THE REQUEST ::
Copy out the entries in full and with complete accuracy; pictures are excluded.
═════ DATA TO USE
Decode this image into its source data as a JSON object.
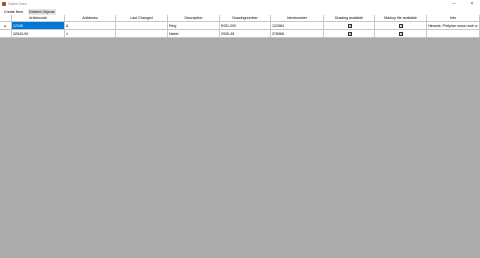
{
  "window": {
    "title": "Sales Data"
  },
  "menu": {
    "create_new": "Create New",
    "deleted_objects": "Deleted Objects"
  },
  "grid": {
    "columns": [
      "Articlecode",
      "Articlesku",
      "Last Changed",
      "Description",
      "Drawingnumber",
      "Idestnumber",
      "Drawing available",
      "Markup file available",
      "Info"
    ],
    "current_row_marker": "►",
    "rows": [
      {
        "articlecode": "12345",
        "articlesku": "A",
        "last_changed": "",
        "description": "Ring",
        "drawingnumber": "RGD-200",
        "idestnumber": "122584",
        "drawing_available": true,
        "markup_available": true,
        "info": "Hinweis: Prüfplan muss noch e..."
      },
      {
        "articlecode": "42543-90",
        "articlesku": "1",
        "last_changed": "",
        "description": "Nabel",
        "drawingnumber": "2930-45",
        "idestnumber": "376965",
        "drawing_available": true,
        "markup_available": true,
        "info": ""
      }
    ]
  }
}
══════════
SOLUTION TO THE EXERCISE ::
Decode this image into its source data as a JSON object.
{
  "window": {
    "title": "Sales Data"
  },
  "menu": {
    "create_new": "Create New",
    "deleted_objects": "Deleted Objects"
  },
  "grid": {
    "columns": [
      "Articlecode",
      "Articlesku",
      "Last Changed",
      "Description",
      "Drawingnumber",
      "Idestnumber",
      "Drawing available",
      "Markup file available",
      "Info"
    ],
    "current_row_marker": "►",
    "rows": [
      {
        "articlecode": "12345",
        "articlesku": "A",
        "last_changed": "",
        "description": "Ring",
        "drawingnumber": "RGD-200",
        "idestnumber": "122584",
        "drawing_available": true,
        "markup_available": true,
        "info": "Hinweis: Prüfplan muss noch e..."
      },
      {
        "articlecode": "42543-90",
        "articlesku": "1",
        "last_changed": "",
        "description": "Nabel",
        "drawingnumber": "2930-45",
        "idestnumber": "376965",
        "drawing_available": true,
        "markup_available": true,
        "info": ""
      }
    ]
  }
}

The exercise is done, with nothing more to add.